[EXTRACTED MATERIAL start]

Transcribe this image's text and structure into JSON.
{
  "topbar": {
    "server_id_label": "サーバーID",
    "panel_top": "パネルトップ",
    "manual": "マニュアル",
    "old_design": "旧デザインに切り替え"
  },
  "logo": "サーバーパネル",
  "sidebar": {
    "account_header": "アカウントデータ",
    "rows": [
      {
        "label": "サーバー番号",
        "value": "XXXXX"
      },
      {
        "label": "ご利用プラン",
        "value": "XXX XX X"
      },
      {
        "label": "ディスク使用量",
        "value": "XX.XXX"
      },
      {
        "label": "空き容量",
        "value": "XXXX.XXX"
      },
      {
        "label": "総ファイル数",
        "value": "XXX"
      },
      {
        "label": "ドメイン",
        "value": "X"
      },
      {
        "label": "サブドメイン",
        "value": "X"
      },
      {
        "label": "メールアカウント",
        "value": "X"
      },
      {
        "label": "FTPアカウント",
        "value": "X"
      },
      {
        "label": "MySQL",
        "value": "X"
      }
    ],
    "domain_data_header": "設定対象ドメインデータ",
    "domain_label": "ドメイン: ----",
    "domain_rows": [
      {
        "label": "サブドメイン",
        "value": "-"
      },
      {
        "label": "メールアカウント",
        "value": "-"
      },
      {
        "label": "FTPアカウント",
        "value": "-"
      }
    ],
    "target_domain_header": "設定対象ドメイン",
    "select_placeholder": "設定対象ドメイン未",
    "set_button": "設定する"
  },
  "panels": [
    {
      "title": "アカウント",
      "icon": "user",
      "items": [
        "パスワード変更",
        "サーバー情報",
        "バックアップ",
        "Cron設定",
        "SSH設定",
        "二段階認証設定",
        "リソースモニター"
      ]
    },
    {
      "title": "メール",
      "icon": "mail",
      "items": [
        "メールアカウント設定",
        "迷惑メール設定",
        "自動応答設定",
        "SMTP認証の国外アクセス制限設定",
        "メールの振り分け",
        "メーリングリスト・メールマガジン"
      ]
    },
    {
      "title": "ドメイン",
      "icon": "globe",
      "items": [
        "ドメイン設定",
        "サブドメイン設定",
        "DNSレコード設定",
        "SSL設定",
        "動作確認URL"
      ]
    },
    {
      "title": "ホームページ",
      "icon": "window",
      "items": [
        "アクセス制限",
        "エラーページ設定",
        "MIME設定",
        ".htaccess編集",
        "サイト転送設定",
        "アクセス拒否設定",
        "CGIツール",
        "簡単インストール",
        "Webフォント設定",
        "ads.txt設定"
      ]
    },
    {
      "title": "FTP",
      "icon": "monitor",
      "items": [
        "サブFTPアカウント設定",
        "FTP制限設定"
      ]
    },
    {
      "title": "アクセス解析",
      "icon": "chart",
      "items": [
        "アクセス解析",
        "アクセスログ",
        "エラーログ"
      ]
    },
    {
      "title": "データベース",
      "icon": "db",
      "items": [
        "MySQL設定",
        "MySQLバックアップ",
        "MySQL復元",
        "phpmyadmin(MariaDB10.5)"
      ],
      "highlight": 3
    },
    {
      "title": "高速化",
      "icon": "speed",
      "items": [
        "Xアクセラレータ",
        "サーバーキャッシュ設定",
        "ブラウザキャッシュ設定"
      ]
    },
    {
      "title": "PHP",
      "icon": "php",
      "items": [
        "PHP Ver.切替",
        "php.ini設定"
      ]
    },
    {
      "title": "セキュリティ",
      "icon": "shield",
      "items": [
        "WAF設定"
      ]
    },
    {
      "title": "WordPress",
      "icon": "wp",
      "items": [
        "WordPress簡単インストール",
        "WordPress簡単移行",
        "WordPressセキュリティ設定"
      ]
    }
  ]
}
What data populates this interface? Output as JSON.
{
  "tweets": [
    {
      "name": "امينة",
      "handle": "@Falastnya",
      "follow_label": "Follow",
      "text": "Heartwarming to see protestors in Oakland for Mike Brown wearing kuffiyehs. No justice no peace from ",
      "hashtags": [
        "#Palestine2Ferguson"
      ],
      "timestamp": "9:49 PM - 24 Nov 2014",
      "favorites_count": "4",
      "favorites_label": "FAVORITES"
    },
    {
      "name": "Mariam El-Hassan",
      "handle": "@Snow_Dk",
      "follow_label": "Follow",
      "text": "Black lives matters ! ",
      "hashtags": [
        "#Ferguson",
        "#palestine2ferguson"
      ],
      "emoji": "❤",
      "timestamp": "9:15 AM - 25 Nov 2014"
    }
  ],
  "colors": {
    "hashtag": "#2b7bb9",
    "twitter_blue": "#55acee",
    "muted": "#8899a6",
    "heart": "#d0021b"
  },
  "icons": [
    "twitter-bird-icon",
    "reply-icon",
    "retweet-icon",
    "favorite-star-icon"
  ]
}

[EXTRACTED MATERIAL end]

WHAT YOU NEED TO DO:
Reproduce every entry shown above, precisely as it stands.

THE REPLY:
Transcribe this image's text and structure into JSON.
{
  "topbar": {
    "server_id_label": "サーバーID",
    "panel_top": "パネルトップ",
    "manual": "マニュアル",
    "old_design": "旧デザインに切り替え"
  },
  "logo": "サーバーパネル",
  "sidebar": {
    "account_header": "アカウントデータ",
    "rows": [
      {
        "label": "サーバー番号",
        "value": "XXXXX"
      },
      {
        "label": "ご利用プラン",
        "value": "XXX XX X"
      },
      {
        "label": "ディスク使用量",
        "value": "XX.XXX"
      },
      {
        "label": "空き容量",
        "value": "XXXX.XXX"
      },
      {
        "label": "総ファイル数",
        "value": "XXX"
      },
      {
        "label": "ドメイン",
        "value": "X"
      },
      {
        "label": "サブドメイン",
        "value": "X"
      },
      {
        "label": "メールアカウント",
        "value": "X"
      },
      {
        "label": "FTPアカウント",
        "value": "X"
      },
      {
        "label": "MySQL",
        "value": "X"
      }
    ],
    "domain_data_header": "設定対象ドメインデータ",
    "domain_label": "ドメイン: ----",
    "domain_rows": [
      {
        "label": "サブドメイン",
        "value": "-"
      },
      {
        "label": "メールアカウント",
        "value": "-"
      },
      {
        "label": "FTPアカウント",
        "value": "-"
      }
    ],
    "target_domain_header": "設定対象ドメイン",
    "select_placeholder": "設定対象ドメイン未",
    "set_button": "設定する"
  },
  "panels": [
    {
      "title": "アカウント",
      "icon": "user",
      "items": [
        "パスワード変更",
        "サーバー情報",
        "バックアップ",
        "Cron設定",
        "SSH設定",
        "二段階認証設定",
        "リソースモニター"
      ]
    },
    {
      "title": "メール",
      "icon": "mail",
      "items": [
        "メールアカウント設定",
        "迷惑メール設定",
        "自動応答設定",
        "SMTP認証の国外アクセス制限設定",
        "メールの振り分け",
        "メーリングリスト・メールマガジン"
      ]
    },
    {
      "title": "ドメイン",
      "icon": "globe",
      "items": [
        "ドメイン設定",
        "サブドメイン設定",
        "DNSレコード設定",
        "SSL設定",
        "動作確認URL"
      ]
    },
    {
      "title": "ホームページ",
      "icon": "window",
      "items": [
        "アクセス制限",
        "エラーページ設定",
        "MIME設定",
        ".htaccess編集",
        "サイト転送設定",
        "アクセス拒否設定",
        "CGIツール",
        "簡単インストール",
        "Webフォント設定",
        "ads.txt設定"
      ]
    },
    {
      "title": "FTP",
      "icon": "monitor",
      "items": [
        "サブFTPアカウント設定",
        "FTP制限設定"
      ]
    },
    {
      "title": "アクセス解析",
      "icon": "chart",
      "items": [
        "アクセス解析",
        "アクセスログ",
        "エラーログ"
      ]
    },
    {
      "title": "データベース",
      "icon": "db",
      "items": [
        "MySQL設定",
        "MySQLバックアップ",
        "MySQL復元",
        "phpmyadmin(MariaDB10.5)"
      ],
      "highlight": 3
    },
    {
      "title": "高速化",
      "icon": "speed",
      "items": [
        "Xアクセラレータ",
        "サーバーキャッシュ設定",
        "ブラウザキャッシュ設定"
      ]
    },
    {
      "title": "PHP",
      "icon": "php",
      "items": [
        "PHP Ver.切替",
        "php.ini設定"
      ]
    },
    {
      "title": "セキュリティ",
      "icon": "shield",
      "items": [
        "WAF設定"
      ]
    },
    {
      "title": "WordPress",
      "icon": "wp",
      "items": [
        "WordPress簡単インストール",
        "WordPress簡単移行",
        "WordPressセキュリティ設定"
      ]
    }
  ]
}
What data populates this interface? Output as JSON.
{
  "tweets": [
    {
      "name": "امينة",
      "handle": "@Falastnya",
      "follow_label": "Follow",
      "text": "Heartwarming to see protestors in Oakland for Mike Brown wearing kuffiyehs. No justice no peace from ",
      "hashtags": [
        "#Palestine2Ferguson"
      ],
      "timestamp": "9:49 PM - 24 Nov 2014",
      "favorites_count": "4",
      "favorites_label": "FAVORITES"
    },
    {
      "name": "Mariam El-Hassan",
      "handle": "@Snow_Dk",
      "follow_label": "Follow",
      "text": "Black lives matters ! ",
      "hashtags": [
        "#Ferguson",
        "#palestine2ferguson"
      ],
      "emoji": "❤",
      "timestamp": "9:15 AM - 25 Nov 2014"
    }
  ],
  "colors": {
    "hashtag": "#2b7bb9",
    "twitter_blue": "#55acee",
    "muted": "#8899a6",
    "heart": "#d0021b"
  },
  "icons": [
    "twitter-bird-icon",
    "reply-icon",
    "retweet-icon",
    "favorite-star-icon"
  ]
}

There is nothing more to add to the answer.